▶ _STATED TASK_:
Your task is to repeat the listing exactly.

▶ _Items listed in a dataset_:

--- BEGIN ---

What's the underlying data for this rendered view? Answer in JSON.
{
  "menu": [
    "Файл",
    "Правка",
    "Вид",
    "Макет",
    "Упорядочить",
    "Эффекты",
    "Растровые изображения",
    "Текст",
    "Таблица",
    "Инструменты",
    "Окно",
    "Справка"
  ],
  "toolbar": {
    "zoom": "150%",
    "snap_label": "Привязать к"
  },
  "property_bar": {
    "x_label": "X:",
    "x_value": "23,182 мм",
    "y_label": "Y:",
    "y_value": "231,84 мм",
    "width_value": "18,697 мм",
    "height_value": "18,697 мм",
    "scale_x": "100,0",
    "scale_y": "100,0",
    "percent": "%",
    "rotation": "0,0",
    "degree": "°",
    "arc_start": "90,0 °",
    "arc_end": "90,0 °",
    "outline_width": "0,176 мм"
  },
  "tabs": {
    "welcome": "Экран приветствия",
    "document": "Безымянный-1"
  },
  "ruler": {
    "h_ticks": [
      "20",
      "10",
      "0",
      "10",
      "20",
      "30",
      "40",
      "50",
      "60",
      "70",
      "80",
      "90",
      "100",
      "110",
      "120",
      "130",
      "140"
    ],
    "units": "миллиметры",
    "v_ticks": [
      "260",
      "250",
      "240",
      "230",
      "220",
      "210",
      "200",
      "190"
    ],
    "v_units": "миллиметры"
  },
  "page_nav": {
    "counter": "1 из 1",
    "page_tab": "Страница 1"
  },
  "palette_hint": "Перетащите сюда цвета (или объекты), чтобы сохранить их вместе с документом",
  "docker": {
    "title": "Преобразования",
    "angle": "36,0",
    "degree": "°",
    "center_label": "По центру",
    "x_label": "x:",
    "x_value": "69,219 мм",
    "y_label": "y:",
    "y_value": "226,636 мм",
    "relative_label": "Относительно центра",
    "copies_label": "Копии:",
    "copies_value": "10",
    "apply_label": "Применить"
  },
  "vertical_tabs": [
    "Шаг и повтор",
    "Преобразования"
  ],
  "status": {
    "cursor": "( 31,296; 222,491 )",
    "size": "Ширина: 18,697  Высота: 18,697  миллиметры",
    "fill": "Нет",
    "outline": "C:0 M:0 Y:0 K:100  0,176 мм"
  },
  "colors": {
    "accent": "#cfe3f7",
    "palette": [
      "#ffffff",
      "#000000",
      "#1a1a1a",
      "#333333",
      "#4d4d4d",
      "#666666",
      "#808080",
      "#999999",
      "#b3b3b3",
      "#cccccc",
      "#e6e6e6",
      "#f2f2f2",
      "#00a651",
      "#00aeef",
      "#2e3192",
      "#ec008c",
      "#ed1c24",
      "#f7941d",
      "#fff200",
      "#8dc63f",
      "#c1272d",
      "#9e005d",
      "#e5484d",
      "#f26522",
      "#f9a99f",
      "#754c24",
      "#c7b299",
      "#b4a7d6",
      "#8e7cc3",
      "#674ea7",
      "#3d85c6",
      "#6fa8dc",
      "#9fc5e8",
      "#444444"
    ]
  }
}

--- END ---

▶ _WORKED ANSWER_:
What's the underlying data for this rendered view? Answer in JSON.
{
  "menu": [
    "Файл",
    "Правка",
    "Вид",
    "Макет",
    "Упорядочить",
    "Эффекты",
    "Растровые изображения",
    "Текст",
    "Таблица",
    "Инструменты",
    "Окно",
    "Справка"
  ],
  "toolbar": {
    "zoom": "150%",
    "snap_label": "Привязать к"
  },
  "property_bar": {
    "x_label": "X:",
    "x_value": "23,182 мм",
    "y_label": "Y:",
    "y_value": "231,84 мм",
    "width_value": "18,697 мм",
    "height_value": "18,697 мм",
    "scale_x": "100,0",
    "scale_y": "100,0",
    "percent": "%",
    "rotation": "0,0",
    "degree": "°",
    "arc_start": "90,0 °",
    "arc_end": "90,0 °",
    "outline_width": "0,176 мм"
  },
  "tabs": {
    "welcome": "Экран приветствия",
    "document": "Безымянный-1"
  },
  "ruler": {
    "h_ticks": [
      "20",
      "10",
      "0",
      "10",
      "20",
      "30",
      "40",
      "50",
      "60",
      "70",
      "80",
      "90",
      "100",
      "110",
      "120",
      "130",
      "140"
    ],
    "units": "миллиметры",
    "v_ticks": [
      "260",
      "250",
      "240",
      "230",
      "220",
      "210",
      "200",
      "190"
    ],
    "v_units": "миллиметры"
  },
  "page_nav": {
    "counter": "1 из 1",
    "page_tab": "Страница 1"
  },
  "palette_hint": "Перетащите сюда цвета (или объекты), чтобы сохранить их вместе с документом",
  "docker": {
    "title": "Преобразования",
    "angle": "36,0",
    "degree": "°",
    "center_label": "По центру",
    "x_label": "x:",
    "x_value": "69,219 мм",
    "y_label": "y:",
    "y_value": "226,636 мм",
    "relative_label": "Относительно центра",
    "copies_label": "Копии:",
    "copies_value": "10",
    "apply_label": "Применить"
  },
  "vertical_tabs": [
    "Шаг и повтор",
    "Преобразования"
  ],
  "status": {
    "cursor": "( 31,296; 222,491 )",
    "size": "Ширина: 18,697  Высота: 18,697  миллиметры",
    "fill": "Нет",
    "outline": "C:0 M:0 Y:0 K:100  0,176 мм"
  },
  "colors": {
    "accent": "#cfe3f7",
    "palette": [
      "#ffffff",
      "#000000",
      "#1a1a1a",
      "#333333",
      "#4d4d4d",
      "#666666",
      "#808080",
      "#999999",
      "#b3b3b3",
      "#cccccc",
      "#e6e6e6",
      "#f2f2f2",
      "#00a651",
      "#00aeef",
      "#2e3192",
      "#ec008c",
      "#ed1c24",
      "#f7941d",
      "#fff200",
      "#8dc63f",
      "#c1272d",
      "#9e005d",
      "#e5484d",
      "#f26522",
      "#f9a99f",
      "#754c24",
      "#c7b299",
      "#b4a7d6",
      "#8e7cc3",
      "#674ea7",
      "#3d85c6",
      "#6fa8dc",
      "#9fc5e8",
      "#444444"
    ]
  }
}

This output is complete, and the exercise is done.